-- EXERCISE GOAL --
Pull every line that holds the word "строительства" from the entries.

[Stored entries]

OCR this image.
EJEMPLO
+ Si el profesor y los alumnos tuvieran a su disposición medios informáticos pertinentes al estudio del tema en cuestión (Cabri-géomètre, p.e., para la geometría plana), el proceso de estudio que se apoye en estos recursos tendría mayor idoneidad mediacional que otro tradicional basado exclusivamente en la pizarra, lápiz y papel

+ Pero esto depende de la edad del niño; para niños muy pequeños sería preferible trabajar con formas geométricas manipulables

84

...

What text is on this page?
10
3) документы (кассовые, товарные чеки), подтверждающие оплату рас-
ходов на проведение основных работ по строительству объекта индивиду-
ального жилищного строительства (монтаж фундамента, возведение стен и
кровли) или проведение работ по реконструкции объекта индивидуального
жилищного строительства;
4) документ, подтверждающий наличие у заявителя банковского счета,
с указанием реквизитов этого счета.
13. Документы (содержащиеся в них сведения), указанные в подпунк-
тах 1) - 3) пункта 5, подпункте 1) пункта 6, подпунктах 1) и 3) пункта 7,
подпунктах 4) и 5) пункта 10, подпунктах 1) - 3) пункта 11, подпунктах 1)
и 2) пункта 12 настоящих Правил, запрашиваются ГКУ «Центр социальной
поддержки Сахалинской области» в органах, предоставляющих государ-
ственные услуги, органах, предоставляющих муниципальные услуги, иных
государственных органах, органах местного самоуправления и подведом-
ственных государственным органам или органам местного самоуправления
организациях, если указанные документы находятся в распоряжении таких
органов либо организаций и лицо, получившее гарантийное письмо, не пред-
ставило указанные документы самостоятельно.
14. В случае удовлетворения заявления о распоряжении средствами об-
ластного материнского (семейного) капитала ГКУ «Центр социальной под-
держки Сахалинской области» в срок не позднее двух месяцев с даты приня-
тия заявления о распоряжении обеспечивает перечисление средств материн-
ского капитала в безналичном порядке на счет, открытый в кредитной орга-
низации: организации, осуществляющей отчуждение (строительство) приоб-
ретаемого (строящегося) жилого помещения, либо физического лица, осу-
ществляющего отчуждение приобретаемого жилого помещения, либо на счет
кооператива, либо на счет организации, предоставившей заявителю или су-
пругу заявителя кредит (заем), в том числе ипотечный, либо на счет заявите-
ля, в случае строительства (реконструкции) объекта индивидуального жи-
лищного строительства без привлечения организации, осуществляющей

-- EXERCISE ANSWER --
ального жилищного строительства (монтаж фундамента, возведение стен и
жилищного строительства;
ля, в случае строительства (реконструкции) объекта индивидуального жи-
лищного строительства без привлечения организации, осуществляющей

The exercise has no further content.